STATED TASK: Search the listing below for the string "资料来源" and copy every line where it occurs.

TASK DATA:
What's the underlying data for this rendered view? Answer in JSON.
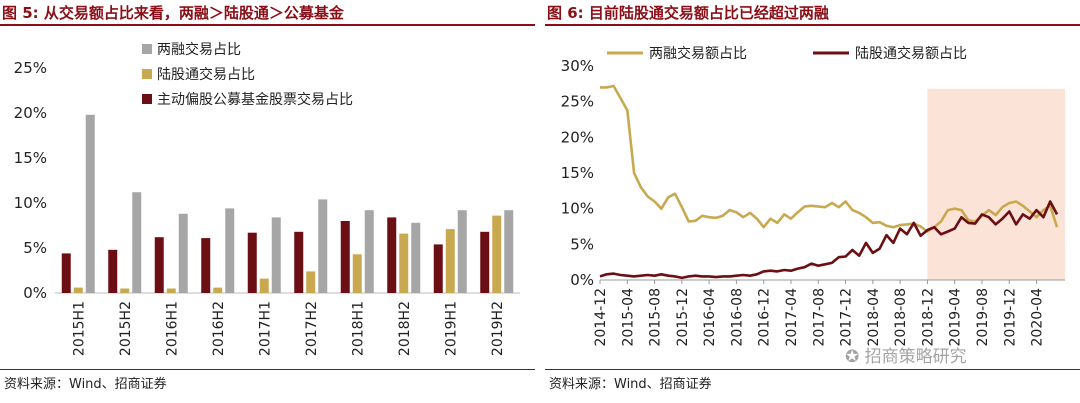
{
  "chart_data": [
    {
      "type": "bar",
      "title_prefix": "图 5:",
      "title": "从交易额占比来看，两融＞陆股通＞公募基金",
      "categories": [
        "2015H1",
        "2015H2",
        "2016H1",
        "2016H2",
        "2017H1",
        "2017H2",
        "2018H1",
        "2018H2",
        "2019H1",
        "2019H2"
      ],
      "series": [
        {
          "name": "主动偏股公募基金股票交易占比",
          "color": "#6b0f14",
          "values": [
            4.4,
            4.8,
            6.2,
            6.1,
            6.7,
            6.8,
            8.0,
            8.4,
            5.4,
            6.8
          ]
        },
        {
          "name": "陆股通交易占比",
          "color": "#c9a94f",
          "values": [
            0.6,
            0.5,
            0.5,
            0.6,
            1.6,
            2.4,
            4.3,
            6.6,
            7.1,
            8.6
          ]
        },
        {
          "name": "两融交易占比",
          "color": "#a6a6a6",
          "values": [
            19.8,
            11.2,
            8.8,
            9.4,
            8.4,
            10.4,
            9.2,
            7.8,
            9.2,
            9.2
          ]
        }
      ],
      "legend_order": [
        "两融交易占比",
        "陆股通交易占比",
        "主动偏股公募基金股票交易占比"
      ],
      "yticks": [
        "0%",
        "5%",
        "10%",
        "15%",
        "20%",
        "25%"
      ],
      "ylim": [
        0,
        25
      ],
      "legend_position": "top-left",
      "source": "资料来源：Wind、招商证券"
    },
    {
      "type": "line",
      "title_prefix": "图 6:",
      "title": "目前陆股通交易额占比已经超过两融",
      "x_ticks": [
        "2014-12",
        "2015-04",
        "2015-08",
        "2015-12",
        "2016-04",
        "2016-08",
        "2016-12",
        "2017-04",
        "2017-08",
        "2017-12",
        "2018-04",
        "2018-08",
        "2018-12",
        "2019-04",
        "2019-08",
        "2019-12",
        "2020-04"
      ],
      "x_start": "2014-12",
      "x_end": "2020-07",
      "yticks": [
        "0%",
        "5%",
        "10%",
        "15%",
        "20%",
        "25%",
        "30%"
      ],
      "ylim": [
        0,
        30
      ],
      "highlight_range": [
        "2018-12",
        "2020-07"
      ],
      "highlight_color": "#fbe3d8",
      "series": [
        {
          "name": "两融交易额占比",
          "color": "#c9a94f",
          "points": [
            [
              "2014-12",
              27.0
            ],
            [
              "2015-01",
              27.0
            ],
            [
              "2015-02",
              27.2
            ],
            [
              "2015-03",
              25.5
            ],
            [
              "2015-04",
              23.8
            ],
            [
              "2015-05",
              15.0
            ],
            [
              "2015-06",
              13.0
            ],
            [
              "2015-07",
              11.7
            ],
            [
              "2015-08",
              11.0
            ],
            [
              "2015-09",
              10.0
            ],
            [
              "2015-10",
              11.6
            ],
            [
              "2015-11",
              12.1
            ],
            [
              "2015-12",
              10.2
            ],
            [
              "2016-01",
              8.2
            ],
            [
              "2016-02",
              8.3
            ],
            [
              "2016-03",
              9.0
            ],
            [
              "2016-04",
              8.8
            ],
            [
              "2016-05",
              8.7
            ],
            [
              "2016-06",
              9.0
            ],
            [
              "2016-07",
              9.8
            ],
            [
              "2016-08",
              9.5
            ],
            [
              "2016-09",
              8.8
            ],
            [
              "2016-10",
              9.4
            ],
            [
              "2016-11",
              8.6
            ],
            [
              "2016-12",
              7.4
            ],
            [
              "2017-01",
              8.6
            ],
            [
              "2017-02",
              8.0
            ],
            [
              "2017-03",
              9.2
            ],
            [
              "2017-04",
              8.6
            ],
            [
              "2017-05",
              9.5
            ],
            [
              "2017-06",
              10.3
            ],
            [
              "2017-07",
              10.4
            ],
            [
              "2017-08",
              10.3
            ],
            [
              "2017-09",
              10.2
            ],
            [
              "2017-10",
              10.8
            ],
            [
              "2017-11",
              10.2
            ],
            [
              "2017-12",
              11.0
            ],
            [
              "2018-01",
              9.8
            ],
            [
              "2018-02",
              9.4
            ],
            [
              "2018-03",
              8.8
            ],
            [
              "2018-04",
              8.0
            ],
            [
              "2018-05",
              8.1
            ],
            [
              "2018-06",
              7.6
            ],
            [
              "2018-07",
              7.4
            ],
            [
              "2018-08",
              7.7
            ],
            [
              "2018-09",
              7.8
            ],
            [
              "2018-10",
              7.9
            ],
            [
              "2018-11",
              7.5
            ],
            [
              "2018-12",
              6.8
            ],
            [
              "2019-01",
              7.4
            ],
            [
              "2019-02",
              8.2
            ],
            [
              "2019-03",
              9.8
            ],
            [
              "2019-04",
              10.0
            ],
            [
              "2019-05",
              9.8
            ],
            [
              "2019-06",
              8.4
            ],
            [
              "2019-07",
              8.2
            ],
            [
              "2019-08",
              9.0
            ],
            [
              "2019-09",
              9.8
            ],
            [
              "2019-10",
              9.1
            ],
            [
              "2019-11",
              10.2
            ],
            [
              "2019-12",
              10.8
            ],
            [
              "2020-01",
              11.0
            ],
            [
              "2020-02",
              10.4
            ],
            [
              "2020-03",
              9.6
            ],
            [
              "2020-04",
              8.8
            ],
            [
              "2020-05",
              9.8
            ],
            [
              "2020-06",
              10.4
            ],
            [
              "2020-07",
              7.4
            ]
          ]
        },
        {
          "name": "陆股通交易额占比",
          "color": "#6b0f14",
          "points": [
            [
              "2014-12",
              0.5
            ],
            [
              "2015-01",
              0.8
            ],
            [
              "2015-02",
              0.9
            ],
            [
              "2015-03",
              0.7
            ],
            [
              "2015-04",
              0.6
            ],
            [
              "2015-05",
              0.5
            ],
            [
              "2015-06",
              0.6
            ],
            [
              "2015-07",
              0.7
            ],
            [
              "2015-08",
              0.6
            ],
            [
              "2015-09",
              0.8
            ],
            [
              "2015-10",
              0.6
            ],
            [
              "2015-11",
              0.5
            ],
            [
              "2015-12",
              0.3
            ],
            [
              "2016-01",
              0.5
            ],
            [
              "2016-02",
              0.6
            ],
            [
              "2016-03",
              0.5
            ],
            [
              "2016-04",
              0.5
            ],
            [
              "2016-05",
              0.4
            ],
            [
              "2016-06",
              0.5
            ],
            [
              "2016-07",
              0.5
            ],
            [
              "2016-08",
              0.6
            ],
            [
              "2016-09",
              0.7
            ],
            [
              "2016-10",
              0.6
            ],
            [
              "2016-11",
              0.8
            ],
            [
              "2016-12",
              1.2
            ],
            [
              "2017-01",
              1.3
            ],
            [
              "2017-02",
              1.2
            ],
            [
              "2017-03",
              1.4
            ],
            [
              "2017-04",
              1.3
            ],
            [
              "2017-05",
              1.6
            ],
            [
              "2017-06",
              1.8
            ],
            [
              "2017-07",
              2.3
            ],
            [
              "2017-08",
              2.0
            ],
            [
              "2017-09",
              2.2
            ],
            [
              "2017-10",
              2.4
            ],
            [
              "2017-11",
              3.2
            ],
            [
              "2017-12",
              3.3
            ],
            [
              "2018-01",
              4.2
            ],
            [
              "2018-02",
              3.4
            ],
            [
              "2018-03",
              5.2
            ],
            [
              "2018-04",
              3.8
            ],
            [
              "2018-05",
              4.4
            ],
            [
              "2018-06",
              6.3
            ],
            [
              "2018-07",
              5.2
            ],
            [
              "2018-08",
              7.2
            ],
            [
              "2018-09",
              6.4
            ],
            [
              "2018-10",
              8.0
            ],
            [
              "2018-11",
              6.2
            ],
            [
              "2018-12",
              7.0
            ],
            [
              "2019-01",
              7.4
            ],
            [
              "2019-02",
              6.4
            ],
            [
              "2019-03",
              6.8
            ],
            [
              "2019-04",
              7.2
            ],
            [
              "2019-05",
              8.8
            ],
            [
              "2019-06",
              8.0
            ],
            [
              "2019-07",
              7.9
            ],
            [
              "2019-08",
              9.2
            ],
            [
              "2019-09",
              8.8
            ],
            [
              "2019-10",
              7.8
            ],
            [
              "2019-11",
              8.6
            ],
            [
              "2019-12",
              9.6
            ],
            [
              "2020-01",
              7.8
            ],
            [
              "2020-02",
              9.2
            ],
            [
              "2020-03",
              8.6
            ],
            [
              "2020-04",
              9.8
            ],
            [
              "2020-05",
              8.8
            ],
            [
              "2020-06",
              11.0
            ],
            [
              "2020-07",
              9.2
            ]
          ]
        }
      ],
      "legend_position": "top",
      "source": "资料来源：Wind、招商证券",
      "watermark": "招商策略研究"
    }
  ]
}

WORKED ANSWER:
      "source": "资料来源：Wind、招商证券"
      "source": "资料来源：Wind、招商证券",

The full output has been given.